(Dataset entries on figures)

━━━━━━━━━━━━━━━━━━━━━━━━━━━━━━

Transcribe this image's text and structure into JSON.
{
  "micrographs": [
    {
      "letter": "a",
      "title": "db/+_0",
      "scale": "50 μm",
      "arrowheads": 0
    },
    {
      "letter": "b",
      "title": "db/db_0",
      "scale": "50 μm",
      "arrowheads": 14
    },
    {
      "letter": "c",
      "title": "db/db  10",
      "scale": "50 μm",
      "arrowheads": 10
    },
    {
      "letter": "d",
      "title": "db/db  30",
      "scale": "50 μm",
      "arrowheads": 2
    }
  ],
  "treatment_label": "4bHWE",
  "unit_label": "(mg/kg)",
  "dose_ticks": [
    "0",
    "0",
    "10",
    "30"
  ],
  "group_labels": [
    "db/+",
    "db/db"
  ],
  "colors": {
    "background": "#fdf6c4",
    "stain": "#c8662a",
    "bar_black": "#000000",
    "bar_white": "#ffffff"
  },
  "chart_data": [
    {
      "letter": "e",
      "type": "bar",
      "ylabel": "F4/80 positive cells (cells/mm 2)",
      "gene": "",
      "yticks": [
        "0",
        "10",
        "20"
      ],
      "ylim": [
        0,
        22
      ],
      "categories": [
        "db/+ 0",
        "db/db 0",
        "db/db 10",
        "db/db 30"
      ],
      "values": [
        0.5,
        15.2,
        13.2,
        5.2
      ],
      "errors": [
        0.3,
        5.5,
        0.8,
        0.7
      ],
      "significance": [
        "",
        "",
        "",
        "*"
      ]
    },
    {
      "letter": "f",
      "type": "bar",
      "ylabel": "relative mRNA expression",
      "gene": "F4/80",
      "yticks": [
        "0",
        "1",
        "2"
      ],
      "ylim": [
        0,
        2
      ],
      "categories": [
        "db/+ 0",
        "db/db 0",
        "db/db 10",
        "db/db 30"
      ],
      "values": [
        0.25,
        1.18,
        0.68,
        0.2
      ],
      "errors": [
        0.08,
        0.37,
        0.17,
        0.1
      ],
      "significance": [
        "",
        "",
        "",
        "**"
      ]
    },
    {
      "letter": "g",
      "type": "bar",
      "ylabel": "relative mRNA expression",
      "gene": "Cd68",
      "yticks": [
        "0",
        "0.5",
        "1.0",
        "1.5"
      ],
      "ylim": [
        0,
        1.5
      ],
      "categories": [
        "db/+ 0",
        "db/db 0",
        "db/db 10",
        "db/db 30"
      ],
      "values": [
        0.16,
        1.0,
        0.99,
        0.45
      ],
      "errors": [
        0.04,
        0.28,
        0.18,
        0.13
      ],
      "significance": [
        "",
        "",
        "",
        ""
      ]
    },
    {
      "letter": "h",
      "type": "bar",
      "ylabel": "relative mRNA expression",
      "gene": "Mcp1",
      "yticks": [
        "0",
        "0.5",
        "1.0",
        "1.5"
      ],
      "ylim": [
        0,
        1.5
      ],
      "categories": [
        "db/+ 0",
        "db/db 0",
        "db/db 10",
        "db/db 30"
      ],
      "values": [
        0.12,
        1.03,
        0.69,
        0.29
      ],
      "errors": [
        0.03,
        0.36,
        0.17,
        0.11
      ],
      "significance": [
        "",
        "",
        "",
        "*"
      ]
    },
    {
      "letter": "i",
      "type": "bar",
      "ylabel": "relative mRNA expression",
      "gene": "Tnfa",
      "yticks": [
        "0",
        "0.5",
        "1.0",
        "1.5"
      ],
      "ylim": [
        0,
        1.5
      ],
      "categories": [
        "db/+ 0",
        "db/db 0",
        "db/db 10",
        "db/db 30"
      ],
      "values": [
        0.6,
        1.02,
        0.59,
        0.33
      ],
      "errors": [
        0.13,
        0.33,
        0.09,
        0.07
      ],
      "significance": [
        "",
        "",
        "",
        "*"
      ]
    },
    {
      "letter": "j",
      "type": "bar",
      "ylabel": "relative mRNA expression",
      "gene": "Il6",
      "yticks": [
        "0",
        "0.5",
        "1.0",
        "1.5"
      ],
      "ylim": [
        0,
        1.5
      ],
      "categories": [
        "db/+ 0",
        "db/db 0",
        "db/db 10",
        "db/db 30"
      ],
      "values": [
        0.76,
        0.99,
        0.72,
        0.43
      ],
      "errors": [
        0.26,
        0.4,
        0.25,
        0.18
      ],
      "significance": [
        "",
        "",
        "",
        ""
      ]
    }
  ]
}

━━━━━━━━━━━━━━━━━━━━━━━━━━━━━━

Copy out every record above exactly as written.

Transcribe this image's text and structure into JSON.
{
  "micrographs": [
    {
      "letter": "a",
      "title": "db/+_0",
      "scale": "50 μm",
      "arrowheads": 0
    },
    {
      "letter": "b",
      "title": "db/db_0",
      "scale": "50 μm",
      "arrowheads": 14
    },
    {
      "letter": "c",
      "title": "db/db  10",
      "scale": "50 μm",
      "arrowheads": 10
    },
    {
      "letter": "d",
      "title": "db/db  30",
      "scale": "50 μm",
      "arrowheads": 2
    }
  ],
  "treatment_label": "4bHWE",
  "unit_label": "(mg/kg)",
  "dose_ticks": [
    "0",
    "0",
    "10",
    "30"
  ],
  "group_labels": [
    "db/+",
    "db/db"
  ],
  "colors": {
    "background": "#fdf6c4",
    "stain": "#c8662a",
    "bar_black": "#000000",
    "bar_white": "#ffffff"
  },
  "chart_data": [
    {
      "letter": "e",
      "type": "bar",
      "ylabel": "F4/80 positive cells (cells/mm 2)",
      "gene": "",
      "yticks": [
        "0",
        "10",
        "20"
      ],
      "ylim": [
        0,
        22
      ],
      "categories": [
        "db/+ 0",
        "db/db 0",
        "db/db 10",
        "db/db 30"
      ],
      "values": [
        0.5,
        15.2,
        13.2,
        5.2
      ],
      "errors": [
        0.3,
        5.5,
        0.8,
        0.7
      ],
      "significance": [
        "",
        "",
        "",
        "*"
      ]
    },
    {
      "letter": "f",
      "type": "bar",
      "ylabel": "relative mRNA expression",
      "gene": "F4/80",
      "yticks": [
        "0",
        "1",
        "2"
      ],
      "ylim": [
        0,
        2
      ],
      "categories": [
        "db/+ 0",
        "db/db 0",
        "db/db 10",
        "db/db 30"
      ],
      "values": [
        0.25,
        1.18,
        0.68,
        0.2
      ],
      "errors": [
        0.08,
        0.37,
        0.17,
        0.1
      ],
      "significance": [
        "",
        "",
        "",
        "**"
      ]
    },
    {
      "letter": "g",
      "type": "bar",
      "ylabel": "relative mRNA expression",
      "gene": "Cd68",
      "yticks": [
        "0",
        "0.5",
        "1.0",
        "1.5"
      ],
      "ylim": [
        0,
        1.5
      ],
      "categories": [
        "db/+ 0",
        "db/db 0",
        "db/db 10",
        "db/db 30"
      ],
      "values": [
        0.16,
        1.0,
        0.99,
        0.45
      ],
      "errors": [
        0.04,
        0.28,
        0.18,
        0.13
      ],
      "significance": [
        "",
        "",
        "",
        ""
      ]
    },
    {
      "letter": "h",
      "type": "bar",
      "ylabel": "relative mRNA expression",
      "gene": "Mcp1",
      "yticks": [
        "0",
        "0.5",
        "1.0",
        "1.5"
      ],
      "ylim": [
        0,
        1.5
      ],
      "categories": [
        "db/+ 0",
        "db/db 0",
        "db/db 10",
        "db/db 30"
      ],
      "values": [
        0.12,
        1.03,
        0.69,
        0.29
      ],
      "errors": [
        0.03,
        0.36,
        0.17,
        0.11
      ],
      "significance": [
        "",
        "",
        "",
        "*"
      ]
    },
    {
      "letter": "i",
      "type": "bar",
      "ylabel": "relative mRNA expression",
      "gene": "Tnfa",
      "yticks": [
        "0",
        "0.5",
        "1.0",
        "1.5"
      ],
      "ylim": [
        0,
        1.5
      ],
      "categories": [
        "db/+ 0",
        "db/db 0",
        "db/db 10",
        "db/db 30"
      ],
      "values": [
        0.6,
        1.02,
        0.59,
        0.33
      ],
      "errors": [
        0.13,
        0.33,
        0.09,
        0.07
      ],
      "significance": [
        "",
        "",
        "",
        "*"
      ]
    },
    {
      "letter": "j",
      "type": "bar",
      "ylabel": "relative mRNA expression",
      "gene": "Il6",
      "yticks": [
        "0",
        "0.5",
        "1.0",
        "1.5"
      ],
      "ylim": [
        0,
        1.5
      ],
      "categories": [
        "db/+ 0",
        "db/db 0",
        "db/db 10",
        "db/db 30"
      ],
      "values": [
        0.76,
        0.99,
        0.72,
        0.43
      ],
      "errors": [
        0.26,
        0.4,
        0.25,
        0.18
      ],
      "significance": [
        "",
        "",
        "",
        ""
      ]
    }
  ]
}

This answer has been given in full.